# Task brief
Find the number of lines in these records where the word "prevent" appears. Reply with that number and nothing more.

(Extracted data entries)
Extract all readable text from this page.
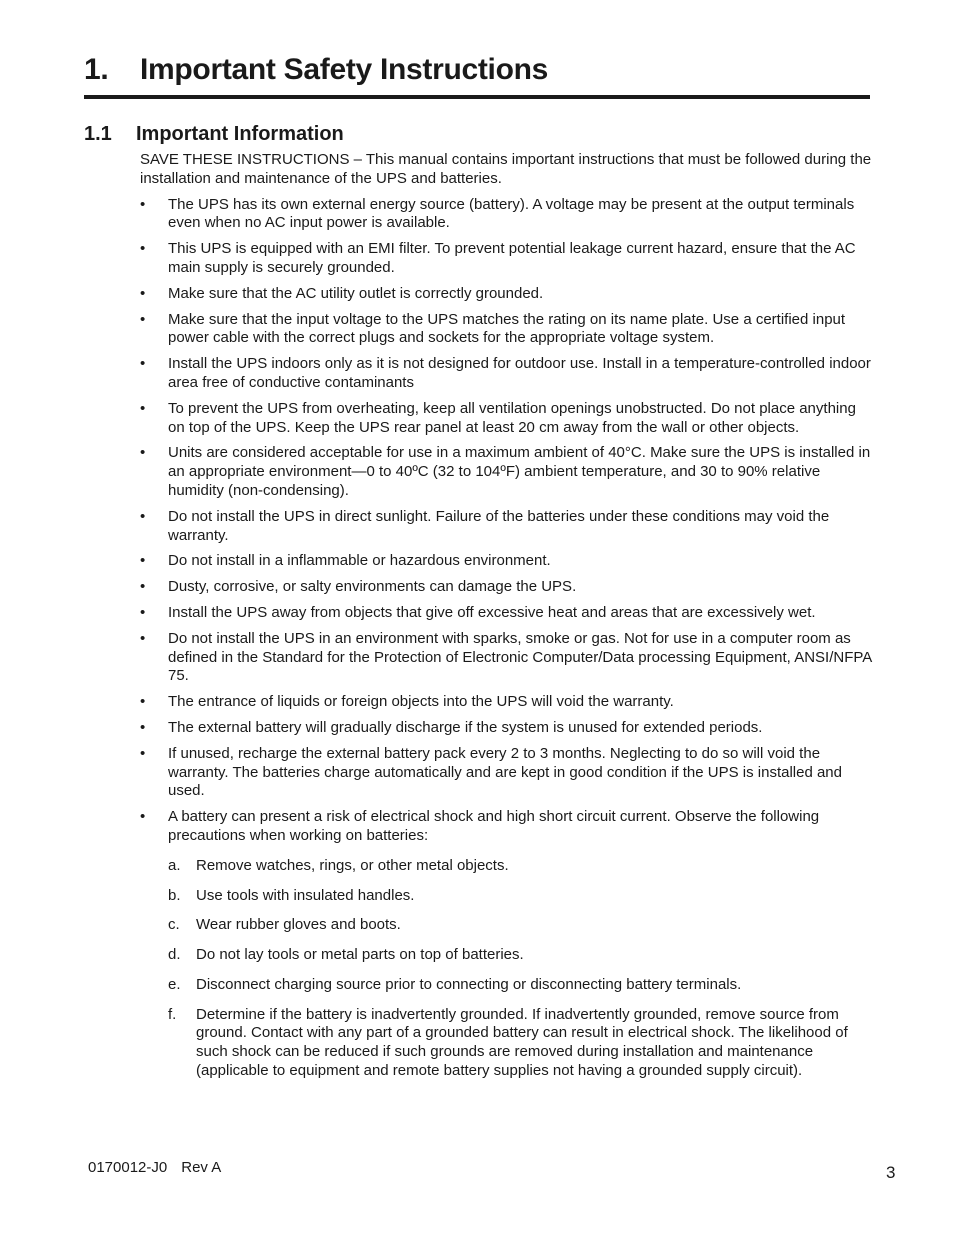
1. Important Safety Instructions
1.1 Important Information

SAVE THESE INSTRUCTIONS – This manual contains important instructions that must be followed during the installation and maintenance of the UPS and batteries.

•	The UPS has its own external energy source (battery). A voltage may be present at the output terminals even when no AC input power is available.
•	This UPS is equipped with an EMI filter. To prevent potential leakage current hazard, ensure that the AC main supply is securely grounded.
•	Make sure that the AC utility outlet is correctly grounded.
•	Make sure that the input voltage to the UPS matches the rating on its name plate. Use a certified input power cable with the correct plugs and sockets for the appropriate voltage system.
•	Install the UPS indoors only as it is not designed for outdoor use. Install in a temperature-controlled indoor area free of conductive contaminants
•	To prevent the UPS from overheating, keep all ventilation openings unobstructed. Do not place anything on top of the UPS. Keep the UPS rear panel at least 20 cm away from the wall or other objects.
•	Units are considered acceptable for use in a maximum ambient of 40°C. Make sure the UPS is installed in an appropriate environment—0 to 40ºC (32 to 104ºF) ambient temperature, and 30 to 90% relative humidity (non-condensing).
•	Do not install the UPS in direct sunlight. Failure of the batteries under these conditions may void the warranty.
•	Do not install in a inflammable or hazardous environment.
•	Dusty, corrosive, or salty environments can damage the UPS.
•	Install the UPS away from objects that give off excessive heat and areas that are excessively wet.
•	Do not install the UPS in an environment with sparks, smoke or gas. Not for use in a computer room as defined in the Standard for the Protection of Electronic Computer/Data processing Equipment, ANSI/NFPA 75.
•	The entrance of liquids or foreign objects into the UPS will void the warranty.
•	The external battery will gradually discharge if the system is unused for extended periods.
•	If unused, recharge the external battery pack every 2 to 3 months. Neglecting to do so will void the warranty. The batteries charge automatically and are kept in good condition if the UPS is installed and used.
•	A battery can present a risk of electrical shock and high short circuit current. Observe the following precautions when working on batteries:
a.	Remove watches, rings, or other metal objects.
b.	Use tools with insulated handles.
c.	Wear rubber gloves and boots.
d.	Do not lay tools or metal parts on top of batteries.
e.	Disconnect charging source prior to connecting or disconnecting battery terminals.
f.	Determine if the battery is inadvertently grounded. If inadvertently grounded, remove source from ground. Contact with any part of a grounded battery can result in electrical shock. The likelihood of such shock can be reduced if such grounds are removed during installation and maintenance (applicable to equipment and remote battery supplies not having a grounded supply circuit).
0170012-J0 Rev A	3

# Exercise solution
2